**Source material:**

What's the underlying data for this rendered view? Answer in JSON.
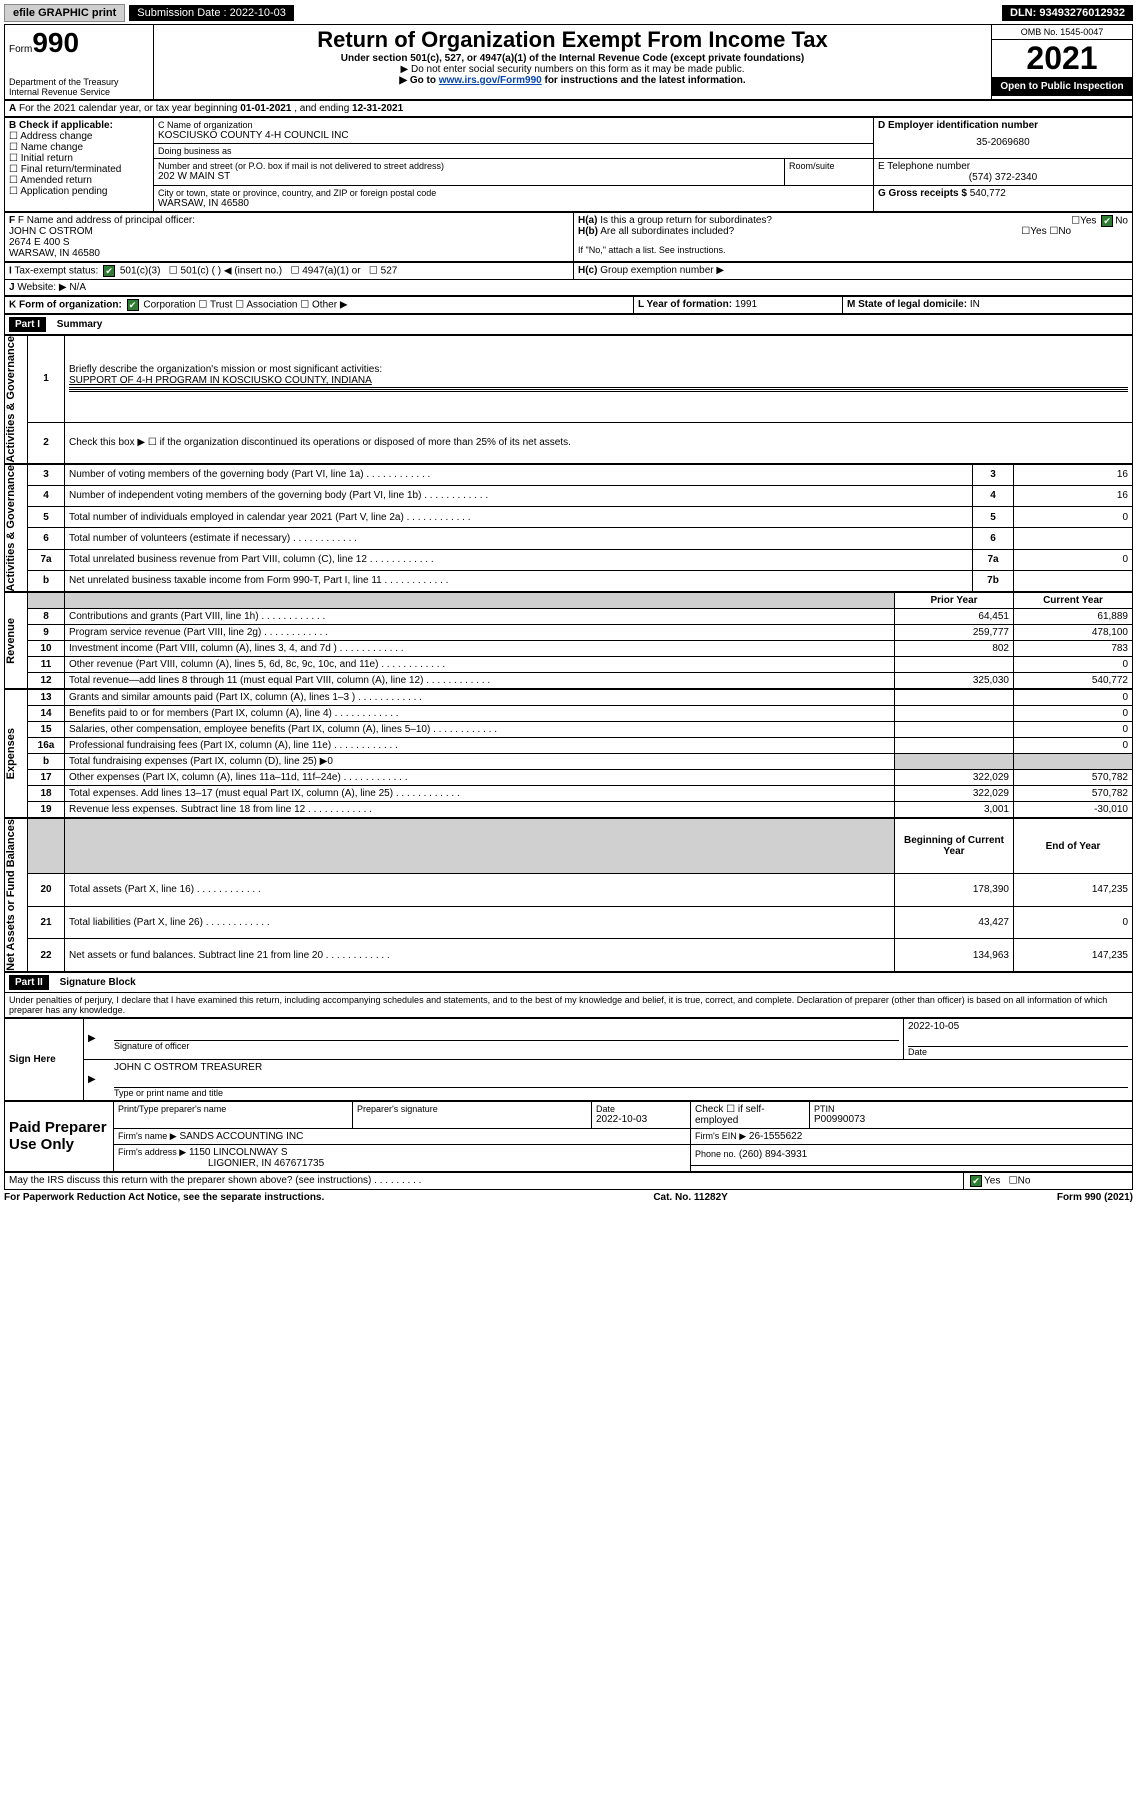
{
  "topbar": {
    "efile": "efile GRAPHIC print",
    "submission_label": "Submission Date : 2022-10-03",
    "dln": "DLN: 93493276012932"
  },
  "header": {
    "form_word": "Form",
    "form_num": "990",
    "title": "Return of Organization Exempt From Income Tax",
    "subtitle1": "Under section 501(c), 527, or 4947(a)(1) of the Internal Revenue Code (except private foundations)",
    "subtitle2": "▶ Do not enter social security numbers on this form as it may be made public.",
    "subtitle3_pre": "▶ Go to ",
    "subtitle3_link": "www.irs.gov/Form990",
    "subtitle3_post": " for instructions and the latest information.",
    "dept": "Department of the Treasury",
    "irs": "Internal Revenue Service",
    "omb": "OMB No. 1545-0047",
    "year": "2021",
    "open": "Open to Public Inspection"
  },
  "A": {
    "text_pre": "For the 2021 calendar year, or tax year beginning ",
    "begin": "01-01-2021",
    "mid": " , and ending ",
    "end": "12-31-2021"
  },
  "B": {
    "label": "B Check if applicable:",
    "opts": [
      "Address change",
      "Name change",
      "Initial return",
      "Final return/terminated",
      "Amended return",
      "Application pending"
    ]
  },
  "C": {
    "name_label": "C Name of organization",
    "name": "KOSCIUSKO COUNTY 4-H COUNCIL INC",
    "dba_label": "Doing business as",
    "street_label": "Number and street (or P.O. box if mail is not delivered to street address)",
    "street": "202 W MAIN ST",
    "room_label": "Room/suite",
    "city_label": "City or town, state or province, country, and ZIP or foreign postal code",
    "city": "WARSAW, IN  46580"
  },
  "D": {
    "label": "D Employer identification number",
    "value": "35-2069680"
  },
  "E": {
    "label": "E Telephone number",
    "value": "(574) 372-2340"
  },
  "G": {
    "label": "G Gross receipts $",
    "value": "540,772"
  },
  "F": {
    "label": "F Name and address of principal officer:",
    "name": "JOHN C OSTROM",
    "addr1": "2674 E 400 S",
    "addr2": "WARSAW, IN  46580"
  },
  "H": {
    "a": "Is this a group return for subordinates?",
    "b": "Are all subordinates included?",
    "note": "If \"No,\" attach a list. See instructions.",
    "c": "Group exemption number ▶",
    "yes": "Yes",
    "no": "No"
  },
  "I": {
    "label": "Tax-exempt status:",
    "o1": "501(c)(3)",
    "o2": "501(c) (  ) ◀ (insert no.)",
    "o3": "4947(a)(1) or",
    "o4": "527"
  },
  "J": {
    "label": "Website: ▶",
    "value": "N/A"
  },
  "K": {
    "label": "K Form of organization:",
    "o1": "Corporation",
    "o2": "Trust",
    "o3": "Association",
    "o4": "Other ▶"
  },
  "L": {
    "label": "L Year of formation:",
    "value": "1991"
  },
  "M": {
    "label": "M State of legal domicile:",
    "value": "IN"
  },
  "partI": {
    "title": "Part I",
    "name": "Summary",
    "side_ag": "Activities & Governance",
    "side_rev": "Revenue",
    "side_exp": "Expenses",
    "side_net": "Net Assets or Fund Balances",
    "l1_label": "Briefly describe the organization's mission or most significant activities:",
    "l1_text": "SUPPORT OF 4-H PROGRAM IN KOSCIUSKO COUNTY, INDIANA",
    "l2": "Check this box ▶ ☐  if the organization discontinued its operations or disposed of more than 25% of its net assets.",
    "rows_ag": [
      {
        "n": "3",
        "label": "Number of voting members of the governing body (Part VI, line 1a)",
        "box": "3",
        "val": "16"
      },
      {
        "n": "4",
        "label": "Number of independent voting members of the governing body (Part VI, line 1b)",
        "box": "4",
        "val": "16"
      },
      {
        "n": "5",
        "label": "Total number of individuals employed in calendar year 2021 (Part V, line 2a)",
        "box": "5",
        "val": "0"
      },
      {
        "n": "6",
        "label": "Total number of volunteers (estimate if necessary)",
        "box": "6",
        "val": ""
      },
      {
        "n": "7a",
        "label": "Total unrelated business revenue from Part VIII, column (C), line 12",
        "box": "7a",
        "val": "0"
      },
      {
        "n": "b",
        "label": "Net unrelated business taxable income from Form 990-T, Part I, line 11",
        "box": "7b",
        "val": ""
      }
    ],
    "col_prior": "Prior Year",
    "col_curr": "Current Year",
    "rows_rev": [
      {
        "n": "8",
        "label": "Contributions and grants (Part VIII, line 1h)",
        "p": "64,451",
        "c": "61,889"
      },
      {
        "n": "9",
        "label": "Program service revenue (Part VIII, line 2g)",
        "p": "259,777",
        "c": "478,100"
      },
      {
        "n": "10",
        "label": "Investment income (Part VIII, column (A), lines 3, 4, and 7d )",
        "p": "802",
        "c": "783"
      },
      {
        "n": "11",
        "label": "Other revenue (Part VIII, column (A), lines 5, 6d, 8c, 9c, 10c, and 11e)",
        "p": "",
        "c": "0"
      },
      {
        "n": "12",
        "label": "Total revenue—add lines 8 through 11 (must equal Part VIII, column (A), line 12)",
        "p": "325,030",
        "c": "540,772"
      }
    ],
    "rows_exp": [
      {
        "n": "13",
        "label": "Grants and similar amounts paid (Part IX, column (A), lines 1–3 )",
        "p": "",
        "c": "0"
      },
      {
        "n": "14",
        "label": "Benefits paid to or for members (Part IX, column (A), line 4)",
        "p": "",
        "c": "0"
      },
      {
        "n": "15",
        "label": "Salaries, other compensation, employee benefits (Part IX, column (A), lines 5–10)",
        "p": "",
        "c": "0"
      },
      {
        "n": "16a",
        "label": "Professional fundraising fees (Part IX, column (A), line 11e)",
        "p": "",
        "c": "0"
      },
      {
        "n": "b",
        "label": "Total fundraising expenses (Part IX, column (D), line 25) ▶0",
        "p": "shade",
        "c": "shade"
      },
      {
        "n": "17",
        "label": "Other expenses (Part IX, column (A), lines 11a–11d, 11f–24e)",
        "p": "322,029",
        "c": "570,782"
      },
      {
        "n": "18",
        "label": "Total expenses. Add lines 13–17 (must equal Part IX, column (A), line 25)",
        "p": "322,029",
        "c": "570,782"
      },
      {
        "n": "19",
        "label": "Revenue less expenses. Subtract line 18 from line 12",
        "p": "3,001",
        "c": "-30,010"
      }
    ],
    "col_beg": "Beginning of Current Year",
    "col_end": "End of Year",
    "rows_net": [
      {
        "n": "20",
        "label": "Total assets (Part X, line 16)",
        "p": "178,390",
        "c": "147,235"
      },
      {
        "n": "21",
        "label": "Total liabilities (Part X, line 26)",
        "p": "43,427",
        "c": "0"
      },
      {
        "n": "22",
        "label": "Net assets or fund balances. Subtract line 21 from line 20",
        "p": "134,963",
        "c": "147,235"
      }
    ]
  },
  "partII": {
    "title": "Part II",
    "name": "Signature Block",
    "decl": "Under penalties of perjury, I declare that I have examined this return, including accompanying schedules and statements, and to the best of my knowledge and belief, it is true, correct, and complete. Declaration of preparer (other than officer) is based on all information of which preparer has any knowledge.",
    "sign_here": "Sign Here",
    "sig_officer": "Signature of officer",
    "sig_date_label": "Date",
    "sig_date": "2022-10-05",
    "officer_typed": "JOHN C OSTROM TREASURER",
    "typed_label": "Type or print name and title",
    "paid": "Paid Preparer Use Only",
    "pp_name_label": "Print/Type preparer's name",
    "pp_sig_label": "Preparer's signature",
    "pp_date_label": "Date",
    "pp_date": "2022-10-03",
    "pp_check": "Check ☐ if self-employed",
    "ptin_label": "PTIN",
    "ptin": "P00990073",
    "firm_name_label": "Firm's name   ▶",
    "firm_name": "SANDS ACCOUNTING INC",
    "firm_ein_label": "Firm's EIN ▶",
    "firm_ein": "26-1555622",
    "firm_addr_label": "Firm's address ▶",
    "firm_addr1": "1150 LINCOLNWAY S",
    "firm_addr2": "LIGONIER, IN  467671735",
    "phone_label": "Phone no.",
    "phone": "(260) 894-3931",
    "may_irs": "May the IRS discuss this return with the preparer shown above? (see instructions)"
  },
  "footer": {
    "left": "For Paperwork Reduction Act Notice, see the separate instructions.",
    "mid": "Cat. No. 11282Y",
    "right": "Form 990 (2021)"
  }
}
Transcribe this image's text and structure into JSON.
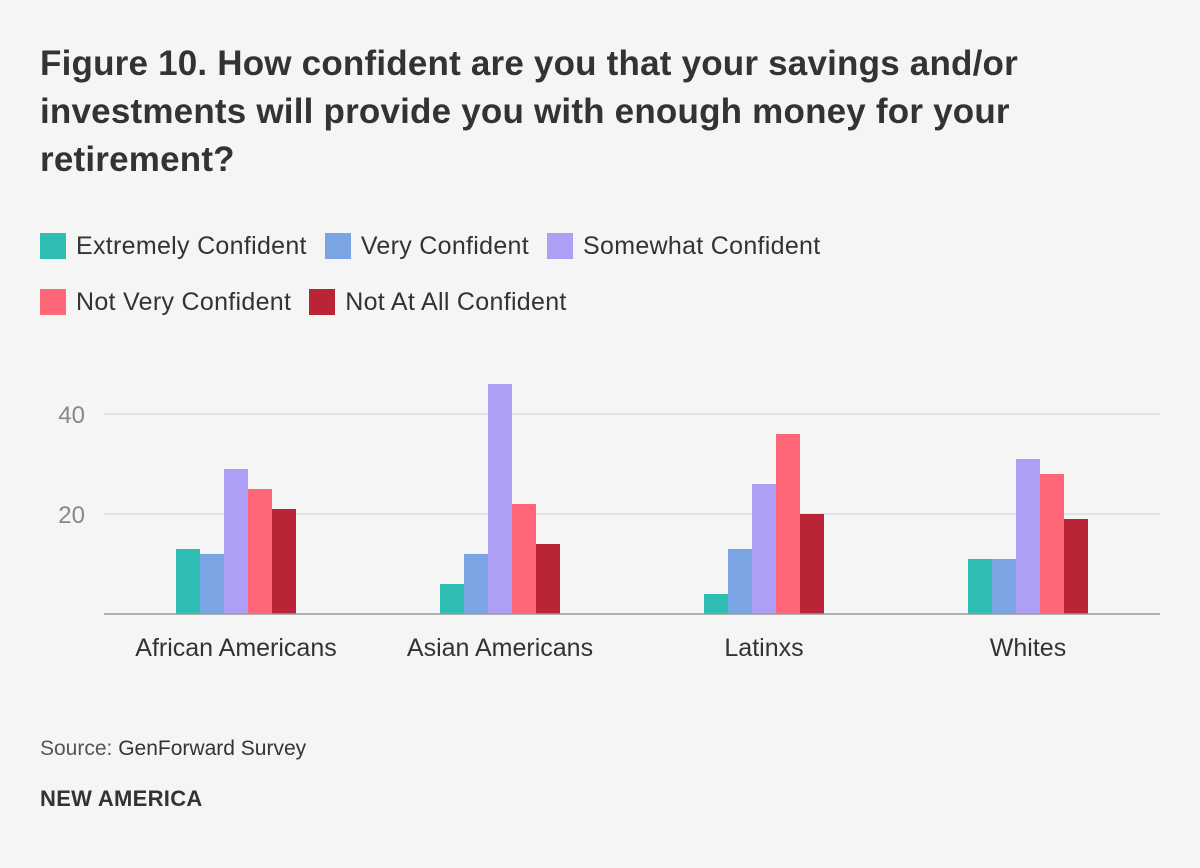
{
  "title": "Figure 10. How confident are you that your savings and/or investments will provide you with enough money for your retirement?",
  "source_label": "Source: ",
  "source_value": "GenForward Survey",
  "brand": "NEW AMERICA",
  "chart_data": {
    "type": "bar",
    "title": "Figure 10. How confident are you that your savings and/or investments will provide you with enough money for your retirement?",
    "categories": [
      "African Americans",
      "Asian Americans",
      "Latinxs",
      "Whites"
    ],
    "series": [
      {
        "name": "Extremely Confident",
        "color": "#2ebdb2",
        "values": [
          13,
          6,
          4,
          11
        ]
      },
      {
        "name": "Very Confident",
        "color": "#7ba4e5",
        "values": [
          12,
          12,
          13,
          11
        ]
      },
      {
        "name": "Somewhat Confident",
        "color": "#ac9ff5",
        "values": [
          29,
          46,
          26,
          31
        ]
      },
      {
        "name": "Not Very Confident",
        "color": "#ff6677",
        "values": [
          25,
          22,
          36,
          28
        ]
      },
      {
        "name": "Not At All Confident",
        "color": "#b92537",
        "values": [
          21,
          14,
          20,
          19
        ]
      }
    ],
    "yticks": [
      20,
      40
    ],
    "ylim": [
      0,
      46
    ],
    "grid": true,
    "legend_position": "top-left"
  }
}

**Written instruction:** Give the number of lines in the material above that have the word "employed" in them, and nothing more.

**Task solution:** 2